**WHAT THE EXERCISE ASKS**
Repeat each entry as written, dropping any picture you find.

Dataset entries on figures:
□ □ □ □ □
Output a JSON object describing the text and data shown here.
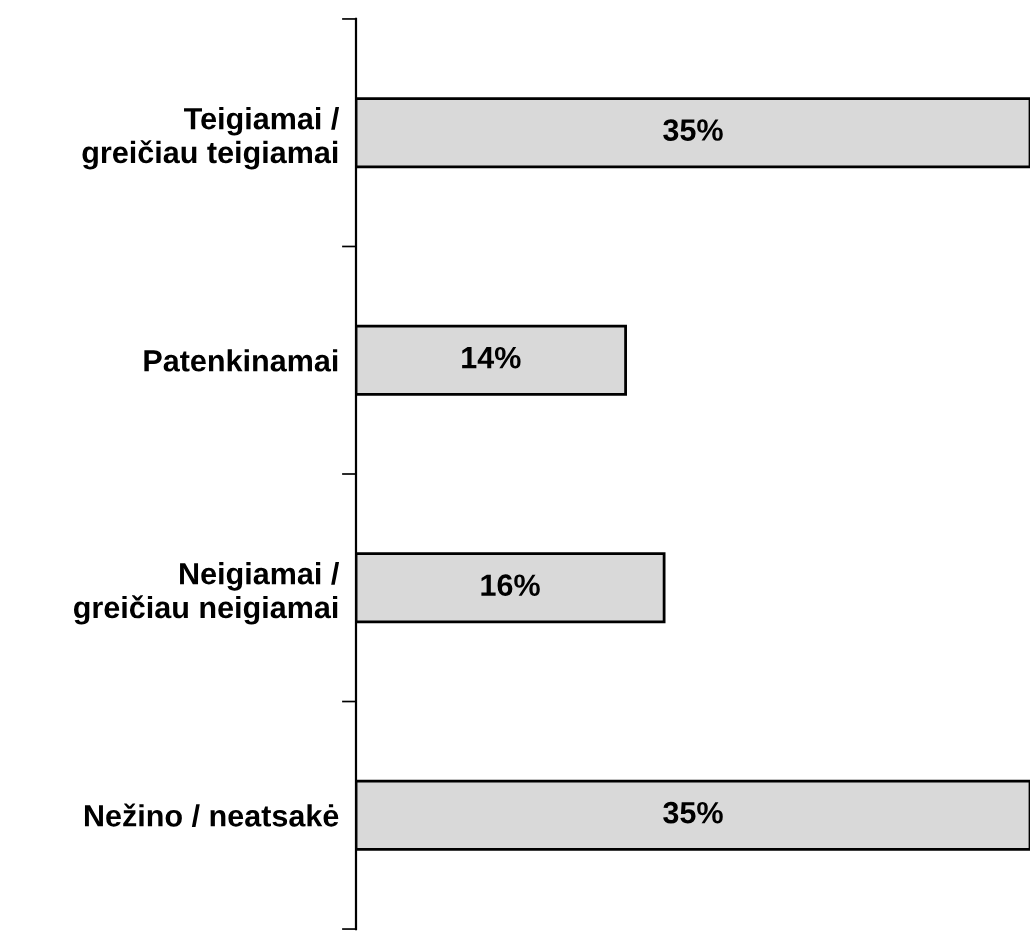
{
  "chart_data": {
    "type": "bar",
    "orientation": "horizontal",
    "categories": [
      "Teigiamai /\ngreičiau teigiamai",
      "Patenkinamai",
      "Neigiamai /\ngreičiau neigiamai",
      "Nežino / neatsakė"
    ],
    "values": [
      35,
      14,
      16,
      35
    ],
    "value_labels": [
      "35%",
      "14%",
      "16%",
      "35%"
    ],
    "color": "#d9d9d9",
    "grid": false,
    "legend": false
  }
}
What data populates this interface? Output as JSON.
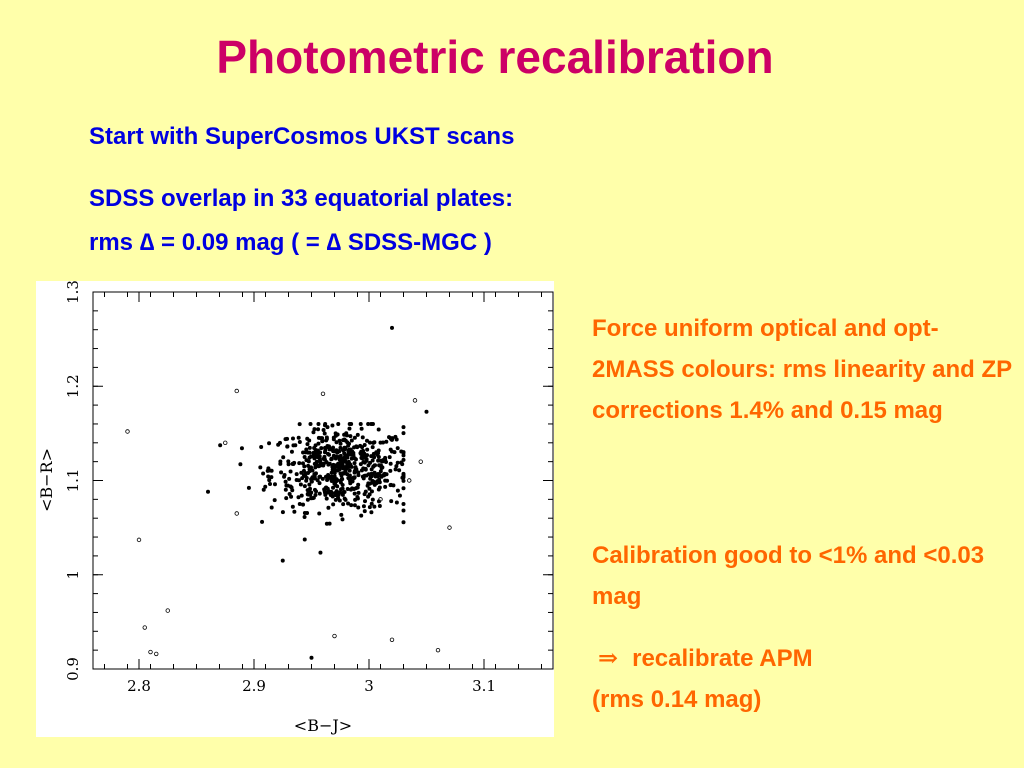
{
  "title": "Photometric recalibration",
  "left_text": {
    "line1": "Start with SuperCosmos UKST scans",
    "line2": "SDSS overlap in 33 equatorial plates:",
    "line3": "rms ∆ = 0.09 mag  ( = ∆ SDSS-MGC )"
  },
  "right_text": {
    "block1": "Force uniform optical and opt-2MASS colours: rms linearity and ZP corrections 1.4% and 0.15 mag",
    "block2": "Calibration good to <1% and <0.03 mag",
    "block3_arrow": "⇒",
    "block3_line1": "recalibrate APM",
    "block3_line2": "(rms 0.14 mag)"
  },
  "chart_data": {
    "type": "scatter",
    "xlabel": "<B−J>",
    "ylabel": "<B−R>",
    "xlim": [
      2.76,
      3.16
    ],
    "ylim": [
      0.9,
      1.3
    ],
    "xticks": [
      2.8,
      2.9,
      3,
      3.1
    ],
    "xtick_labels": [
      "2.8",
      "2.9",
      "3",
      "3.1"
    ],
    "yticks": [
      0.9,
      1,
      1.1,
      1.2,
      1.3
    ],
    "ytick_labels": [
      "0.9",
      "1",
      "1.1",
      "1.2",
      "1.3"
    ],
    "grid": false,
    "series": [
      {
        "marker": "filled",
        "approx_count": 600,
        "center": [
          2.975,
          1.112
        ],
        "spread": [
          0.03,
          0.022
        ],
        "x_range": [
          2.87,
          3.03
        ],
        "y_range": [
          1.01,
          1.16
        ],
        "outliers": [
          {
            "x": 3.02,
            "y": 1.262
          },
          {
            "x": 3.05,
            "y": 1.173
          },
          {
            "x": 2.86,
            "y": 1.088
          },
          {
            "x": 2.925,
            "y": 1.015
          },
          {
            "x": 2.95,
            "y": 0.912
          }
        ]
      },
      {
        "marker": "open",
        "points": [
          {
            "x": 2.79,
            "y": 1.152
          },
          {
            "x": 2.8,
            "y": 1.037
          },
          {
            "x": 2.805,
            "y": 0.944
          },
          {
            "x": 2.81,
            "y": 0.918
          },
          {
            "x": 2.815,
            "y": 0.916
          },
          {
            "x": 2.825,
            "y": 0.962
          },
          {
            "x": 2.875,
            "y": 1.14
          },
          {
            "x": 2.885,
            "y": 1.195
          },
          {
            "x": 2.96,
            "y": 1.192
          },
          {
            "x": 2.97,
            "y": 0.935
          },
          {
            "x": 3.02,
            "y": 0.931
          },
          {
            "x": 3.04,
            "y": 1.185
          },
          {
            "x": 3.06,
            "y": 0.92
          },
          {
            "x": 3.07,
            "y": 1.05
          },
          {
            "x": 3.035,
            "y": 1.1
          },
          {
            "x": 3.045,
            "y": 1.12
          },
          {
            "x": 3.01,
            "y": 1.08
          },
          {
            "x": 2.885,
            "y": 1.065
          }
        ]
      }
    ]
  }
}
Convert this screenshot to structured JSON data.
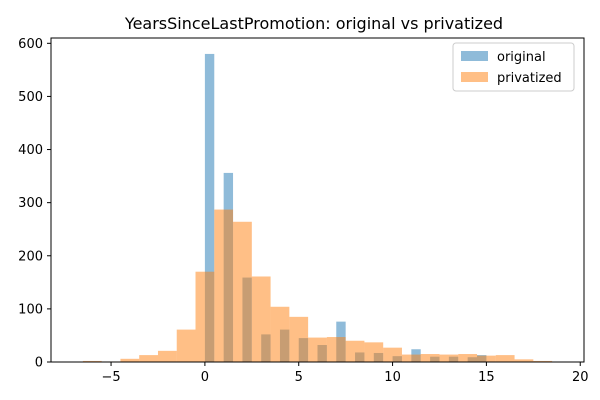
{
  "chart_data": {
    "type": "histogram",
    "title": "YearsSinceLastPromotion: original vs privatized",
    "xlabel": "",
    "ylabel": "",
    "xlim": [
      -8.2,
      20.2
    ],
    "ylim": [
      0,
      610
    ],
    "xticks": [
      -5,
      0,
      5,
      10,
      15,
      20
    ],
    "yticks": [
      0,
      100,
      200,
      300,
      400,
      500,
      600
    ],
    "legend_position": "top-right",
    "series": [
      {
        "name": "original",
        "color": "#1f77b4",
        "alpha": 0.5,
        "bin_width": 0.5,
        "bins": [
          {
            "x0": 0.0,
            "x1": 0.5,
            "count": 580
          },
          {
            "x0": 1.0,
            "x1": 1.5,
            "count": 356
          },
          {
            "x0": 2.0,
            "x1": 2.5,
            "count": 159
          },
          {
            "x0": 3.0,
            "x1": 3.5,
            "count": 52
          },
          {
            "x0": 4.0,
            "x1": 4.5,
            "count": 61
          },
          {
            "x0": 5.0,
            "x1": 5.5,
            "count": 45
          },
          {
            "x0": 6.0,
            "x1": 6.5,
            "count": 32
          },
          {
            "x0": 7.0,
            "x1": 7.5,
            "count": 76
          },
          {
            "x0": 8.0,
            "x1": 8.5,
            "count": 18
          },
          {
            "x0": 9.0,
            "x1": 9.5,
            "count": 17
          },
          {
            "x0": 10.0,
            "x1": 10.5,
            "count": 11
          },
          {
            "x0": 11.0,
            "x1": 11.5,
            "count": 24
          },
          {
            "x0": 12.0,
            "x1": 12.5,
            "count": 10
          },
          {
            "x0": 13.0,
            "x1": 13.5,
            "count": 10
          },
          {
            "x0": 14.0,
            "x1": 14.5,
            "count": 9
          },
          {
            "x0": 14.5,
            "x1": 15.0,
            "count": 13
          }
        ]
      },
      {
        "name": "privatized",
        "color": "#ff7f0e",
        "alpha": 0.5,
        "bin_width": 1.0,
        "bins": [
          {
            "x0": -6.5,
            "x1": -5.5,
            "count": 2
          },
          {
            "x0": -5.5,
            "x1": -4.5,
            "count": 1
          },
          {
            "x0": -4.5,
            "x1": -3.5,
            "count": 6
          },
          {
            "x0": -3.5,
            "x1": -2.5,
            "count": 13
          },
          {
            "x0": -2.5,
            "x1": -1.5,
            "count": 21
          },
          {
            "x0": -1.5,
            "x1": -0.5,
            "count": 61
          },
          {
            "x0": -0.5,
            "x1": 0.5,
            "count": 170
          },
          {
            "x0": 0.5,
            "x1": 1.5,
            "count": 287
          },
          {
            "x0": 1.5,
            "x1": 2.5,
            "count": 264
          },
          {
            "x0": 2.5,
            "x1": 3.5,
            "count": 161
          },
          {
            "x0": 3.5,
            "x1": 4.5,
            "count": 104
          },
          {
            "x0": 4.5,
            "x1": 5.5,
            "count": 85
          },
          {
            "x0": 5.5,
            "x1": 6.5,
            "count": 46
          },
          {
            "x0": 6.5,
            "x1": 7.5,
            "count": 47
          },
          {
            "x0": 7.5,
            "x1": 8.5,
            "count": 40
          },
          {
            "x0": 8.5,
            "x1": 9.5,
            "count": 37
          },
          {
            "x0": 9.5,
            "x1": 10.5,
            "count": 27
          },
          {
            "x0": 10.5,
            "x1": 11.5,
            "count": 14
          },
          {
            "x0": 11.5,
            "x1": 12.5,
            "count": 15
          },
          {
            "x0": 12.5,
            "x1": 13.5,
            "count": 14
          },
          {
            "x0": 13.5,
            "x1": 14.5,
            "count": 15
          },
          {
            "x0": 14.5,
            "x1": 15.5,
            "count": 12
          },
          {
            "x0": 15.5,
            "x1": 16.5,
            "count": 13
          },
          {
            "x0": 16.5,
            "x1": 17.5,
            "count": 5
          },
          {
            "x0": 17.5,
            "x1": 18.5,
            "count": 2
          }
        ]
      }
    ]
  }
}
□ □ □ □ □
**RESULT**
Output a JSON object describing the text and data shown here.
{
  "chart_data": {
    "type": "bar",
    "orientation": "horizontal",
    "categories": [
      "Teigiamai /\ngreičiau teigiamai",
      "Patenkinamai",
      "Neigiamai /\ngreičiau neigiamai",
      "Nežino / neatsakė"
    ],
    "values": [
      35,
      14,
      16,
      35
    ],
    "value_labels": [
      "35%",
      "14%",
      "16%",
      "35%"
    ],
    "color": "#d9d9d9",
    "grid": false,
    "legend": false
  }
}
What data populates this interface? Output as JSON.
{
  "title": "Photometric recalibration",
  "left_text": {
    "line1": "Start with SuperCosmos UKST scans",
    "line2": "SDSS overlap in 33 equatorial plates:",
    "line3": "rms ∆ = 0.09 mag  ( = ∆ SDSS-MGC )"
  },
  "right_text": {
    "block1": "Force uniform optical and opt-2MASS colours: rms linearity and ZP corrections 1.4% and 0.15 mag",
    "block2": "Calibration good to <1% and <0.03 mag",
    "block3_arrow": "⇒",
    "block3_line1": "recalibrate APM",
    "block3_line2": "(rms 0.14 mag)"
  },
  "chart_data": {
    "type": "scatter",
    "xlabel": "<B−J>",
    "ylabel": "<B−R>",
    "xlim": [
      2.76,
      3.16
    ],
    "ylim": [
      0.9,
      1.3
    ],
    "xticks": [
      2.8,
      2.9,
      3,
      3.1
    ],
    "xtick_labels": [
      "2.8",
      "2.9",
      "3",
      "3.1"
    ],
    "yticks": [
      0.9,
      1,
      1.1,
      1.2,
      1.3
    ],
    "ytick_labels": [
      "0.9",
      "1",
      "1.1",
      "1.2",
      "1.3"
    ],
    "grid": false,
    "series": [
      {
        "marker": "filled",
        "approx_count": 600,
        "center": [
          2.975,
          1.112
        ],
        "spread": [
          0.03,
          0.022
        ],
        "x_range": [
          2.87,
          3.03
        ],
        "y_range": [
          1.01,
          1.16
        ],
        "outliers": [
          {
            "x": 3.02,
            "y": 1.262
          },
          {
            "x": 3.05,
            "y": 1.173
          },
          {
            "x": 2.86,
            "y": 1.088
          },
          {
            "x": 2.925,
            "y": 1.015
          },
          {
            "x": 2.95,
            "y": 0.912
          }
        ]
      },
      {
        "marker": "open",
        "points": [
          {
            "x": 2.79,
            "y": 1.152
          },
          {
            "x": 2.8,
            "y": 1.037
          },
          {
            "x": 2.805,
            "y": 0.944
          },
          {
            "x": 2.81,
            "y": 0.918
          },
          {
            "x": 2.815,
            "y": 0.916
          },
          {
            "x": 2.825,
            "y": 0.962
          },
          {
            "x": 2.875,
            "y": 1.14
          },
          {
            "x": 2.885,
            "y": 1.195
          },
          {
            "x": 2.96,
            "y": 1.192
          },
          {
            "x": 2.97,
            "y": 0.935
          },
          {
            "x": 3.02,
            "y": 0.931
          },
          {
            "x": 3.04,
            "y": 1.185
          },
          {
            "x": 3.06,
            "y": 0.92
          },
          {
            "x": 3.07,
            "y": 1.05
          },
          {
            "x": 3.035,
            "y": 1.1
          },
          {
            "x": 3.045,
            "y": 1.12
          },
          {
            "x": 3.01,
            "y": 1.08
          },
          {
            "x": 2.885,
            "y": 1.065
          }
        ]
      }
    ]
  }
}
Convert this screenshot to structured JSON data.
{
  "chart_data": {
    "type": "histogram",
    "title": "YearsSinceLastPromotion: original vs privatized",
    "xlabel": "",
    "ylabel": "",
    "xlim": [
      -8.2,
      20.2
    ],
    "ylim": [
      0,
      610
    ],
    "xticks": [
      -5,
      0,
      5,
      10,
      15,
      20
    ],
    "yticks": [
      0,
      100,
      200,
      300,
      400,
      500,
      600
    ],
    "legend_position": "top-right",
    "series": [
      {
        "name": "original",
        "color": "#1f77b4",
        "alpha": 0.5,
        "bin_width": 0.5,
        "bins": [
          {
            "x0": 0.0,
            "x1": 0.5,
            "count": 580
          },
          {
            "x0": 1.0,
            "x1": 1.5,
            "count": 356
          },
          {
            "x0": 2.0,
            "x1": 2.5,
            "count": 159
          },
          {
            "x0": 3.0,
            "x1": 3.5,
            "count": 52
          },
          {
            "x0": 4.0,
            "x1": 4.5,
            "count": 61
          },
          {
            "x0": 5.0,
            "x1": 5.5,
            "count": 45
          },
          {
            "x0": 6.0,
            "x1": 6.5,
            "count": 32
          },
          {
            "x0": 7.0,
            "x1": 7.5,
            "count": 76
          },
          {
            "x0": 8.0,
            "x1": 8.5,
            "count": 18
          },
          {
            "x0": 9.0,
            "x1": 9.5,
            "count": 17
          },
          {
            "x0": 10.0,
            "x1": 10.5,
            "count": 11
          },
          {
            "x0": 11.0,
            "x1": 11.5,
            "count": 24
          },
          {
            "x0": 12.0,
            "x1": 12.5,
            "count": 10
          },
          {
            "x0": 13.0,
            "x1": 13.5,
            "count": 10
          },
          {
            "x0": 14.0,
            "x1": 14.5,
            "count": 9
          },
          {
            "x0": 14.5,
            "x1": 15.0,
            "count": 13
          }
        ]
      },
      {
        "name": "privatized",
        "color": "#ff7f0e",
        "alpha": 0.5,
        "bin_width": 1.0,
        "bins": [
          {
            "x0": -6.5,
            "x1": -5.5,
            "count": 2
          },
          {
            "x0": -5.5,
            "x1": -4.5,
            "count": 1
          },
          {
            "x0": -4.5,
            "x1": -3.5,
            "count": 6
          },
          {
            "x0": -3.5,
            "x1": -2.5,
            "count": 13
          },
          {
            "x0": -2.5,
            "x1": -1.5,
            "count": 21
          },
          {
            "x0": -1.5,
            "x1": -0.5,
            "count": 61
          },
          {
            "x0": -0.5,
            "x1": 0.5,
            "count": 170
          },
          {
            "x0": 0.5,
            "x1": 1.5,
            "count": 287
          },
          {
            "x0": 1.5,
            "x1": 2.5,
            "count": 264
          },
          {
            "x0": 2.5,
            "x1": 3.5,
            "count": 161
          },
          {
            "x0": 3.5,
            "x1": 4.5,
            "count": 104
          },
          {
            "x0": 4.5,
            "x1": 5.5,
            "count": 85
          },
          {
            "x0": 5.5,
            "x1": 6.5,
            "count": 46
          },
          {
            "x0": 6.5,
            "x1": 7.5,
            "count": 47
          },
          {
            "x0": 7.5,
            "x1": 8.5,
            "count": 40
          },
          {
            "x0": 8.5,
            "x1": 9.5,
            "count": 37
          },
          {
            "x0": 9.5,
            "x1": 10.5,
            "count": 27
          },
          {
            "x0": 10.5,
            "x1": 11.5,
            "count": 14
          },
          {
            "x0": 11.5,
            "x1": 12.5,
            "count": 15
          },
          {
            "x0": 12.5,
            "x1": 13.5,
            "count": 14
          },
          {
            "x0": 13.5,
            "x1": 14.5,
            "count": 15
          },
          {
            "x0": 14.5,
            "x1": 15.5,
            "count": 12
          },
          {
            "x0": 15.5,
            "x1": 16.5,
            "count": 13
          },
          {
            "x0": 16.5,
            "x1": 17.5,
            "count": 5
          },
          {
            "x0": 17.5,
            "x1": 18.5,
            "count": 2
          }
        ]
      }
    ]
  }
}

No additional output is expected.